DO THIS: Exactly repeat the full listing that follows.

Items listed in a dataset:
○ ○ ○ ○ ○

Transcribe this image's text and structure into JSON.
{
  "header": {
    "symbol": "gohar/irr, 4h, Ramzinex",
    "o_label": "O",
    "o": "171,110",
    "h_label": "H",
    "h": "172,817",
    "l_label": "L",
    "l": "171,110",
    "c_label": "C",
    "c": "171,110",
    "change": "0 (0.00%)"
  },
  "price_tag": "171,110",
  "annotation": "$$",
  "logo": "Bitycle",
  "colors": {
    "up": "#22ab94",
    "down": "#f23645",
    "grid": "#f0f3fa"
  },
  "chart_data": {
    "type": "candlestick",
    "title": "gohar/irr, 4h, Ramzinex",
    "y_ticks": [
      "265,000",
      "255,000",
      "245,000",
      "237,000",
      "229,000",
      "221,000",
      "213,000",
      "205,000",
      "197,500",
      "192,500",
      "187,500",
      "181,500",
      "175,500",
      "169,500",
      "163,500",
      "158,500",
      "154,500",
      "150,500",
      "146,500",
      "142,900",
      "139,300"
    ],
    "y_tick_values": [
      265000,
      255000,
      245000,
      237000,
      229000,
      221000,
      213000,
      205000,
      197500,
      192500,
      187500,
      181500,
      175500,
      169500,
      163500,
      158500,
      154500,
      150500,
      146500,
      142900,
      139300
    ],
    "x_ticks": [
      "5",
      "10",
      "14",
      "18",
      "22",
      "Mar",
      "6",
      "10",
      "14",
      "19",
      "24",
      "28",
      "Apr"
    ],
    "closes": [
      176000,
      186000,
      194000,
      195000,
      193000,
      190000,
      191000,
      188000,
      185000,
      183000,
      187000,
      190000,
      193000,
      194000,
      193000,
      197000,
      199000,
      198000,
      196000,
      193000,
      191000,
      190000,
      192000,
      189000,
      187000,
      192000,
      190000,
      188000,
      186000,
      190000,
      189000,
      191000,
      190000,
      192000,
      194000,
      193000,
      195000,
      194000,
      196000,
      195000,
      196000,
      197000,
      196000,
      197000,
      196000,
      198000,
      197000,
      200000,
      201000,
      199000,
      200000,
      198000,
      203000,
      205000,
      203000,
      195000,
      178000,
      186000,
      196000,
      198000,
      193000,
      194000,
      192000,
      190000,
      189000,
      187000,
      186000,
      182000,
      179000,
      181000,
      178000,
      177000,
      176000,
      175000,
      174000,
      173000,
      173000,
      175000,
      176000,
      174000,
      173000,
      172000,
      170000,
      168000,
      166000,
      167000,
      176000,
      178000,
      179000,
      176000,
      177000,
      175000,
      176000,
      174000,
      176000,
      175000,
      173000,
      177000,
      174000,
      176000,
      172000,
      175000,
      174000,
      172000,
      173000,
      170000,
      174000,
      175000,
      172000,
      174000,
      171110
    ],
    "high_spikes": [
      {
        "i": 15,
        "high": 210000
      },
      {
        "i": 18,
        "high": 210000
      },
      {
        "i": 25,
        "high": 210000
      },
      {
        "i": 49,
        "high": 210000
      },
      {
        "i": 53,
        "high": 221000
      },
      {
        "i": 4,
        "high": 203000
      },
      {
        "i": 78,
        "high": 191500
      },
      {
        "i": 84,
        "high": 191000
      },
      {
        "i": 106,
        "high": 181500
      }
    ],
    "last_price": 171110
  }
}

○ ○ ○ ○ ○

WORKED ANSWER:
Transcribe this image's text and structure into JSON.
{
  "header": {
    "symbol": "gohar/irr, 4h, Ramzinex",
    "o_label": "O",
    "o": "171,110",
    "h_label": "H",
    "h": "172,817",
    "l_label": "L",
    "l": "171,110",
    "c_label": "C",
    "c": "171,110",
    "change": "0 (0.00%)"
  },
  "price_tag": "171,110",
  "annotation": "$$",
  "logo": "Bitycle",
  "colors": {
    "up": "#22ab94",
    "down": "#f23645",
    "grid": "#f0f3fa"
  },
  "chart_data": {
    "type": "candlestick",
    "title": "gohar/irr, 4h, Ramzinex",
    "y_ticks": [
      "265,000",
      "255,000",
      "245,000",
      "237,000",
      "229,000",
      "221,000",
      "213,000",
      "205,000",
      "197,500",
      "192,500",
      "187,500",
      "181,500",
      "175,500",
      "169,500",
      "163,500",
      "158,500",
      "154,500",
      "150,500",
      "146,500",
      "142,900",
      "139,300"
    ],
    "y_tick_values": [
      265000,
      255000,
      245000,
      237000,
      229000,
      221000,
      213000,
      205000,
      197500,
      192500,
      187500,
      181500,
      175500,
      169500,
      163500,
      158500,
      154500,
      150500,
      146500,
      142900,
      139300
    ],
    "x_ticks": [
      "5",
      "10",
      "14",
      "18",
      "22",
      "Mar",
      "6",
      "10",
      "14",
      "19",
      "24",
      "28",
      "Apr"
    ],
    "closes": [
      176000,
      186000,
      194000,
      195000,
      193000,
      190000,
      191000,
      188000,
      185000,
      183000,
      187000,
      190000,
      193000,
      194000,
      193000,
      197000,
      199000,
      198000,
      196000,
      193000,
      191000,
      190000,
      192000,
      189000,
      187000,
      192000,
      190000,
      188000,
      186000,
      190000,
      189000,
      191000,
      190000,
      192000,
      194000,
      193000,
      195000,
      194000,
      196000,
      195000,
      196000,
      197000,
      196000,
      197000,
      196000,
      198000,
      197000,
      200000,
      201000,
      199000,
      200000,
      198000,
      203000,
      205000,
      203000,
      195000,
      178000,
      186000,
      196000,
      198000,
      193000,
      194000,
      192000,
      190000,
      189000,
      187000,
      186000,
      182000,
      179000,
      181000,
      178000,
      177000,
      176000,
      175000,
      174000,
      173000,
      173000,
      175000,
      176000,
      174000,
      173000,
      172000,
      170000,
      168000,
      166000,
      167000,
      176000,
      178000,
      179000,
      176000,
      177000,
      175000,
      176000,
      174000,
      176000,
      175000,
      173000,
      177000,
      174000,
      176000,
      172000,
      175000,
      174000,
      172000,
      173000,
      170000,
      174000,
      175000,
      172000,
      174000,
      171110
    ],
    "high_spikes": [
      {
        "i": 15,
        "high": 210000
      },
      {
        "i": 18,
        "high": 210000
      },
      {
        "i": 25,
        "high": 210000
      },
      {
        "i": 49,
        "high": 210000
      },
      {
        "i": 53,
        "high": 221000
      },
      {
        "i": 4,
        "high": 203000
      },
      {
        "i": 78,
        "high": 191500
      },
      {
        "i": 84,
        "high": 191000
      },
      {
        "i": 106,
        "high": 181500
      }
    ],
    "last_price": 171110
  }
}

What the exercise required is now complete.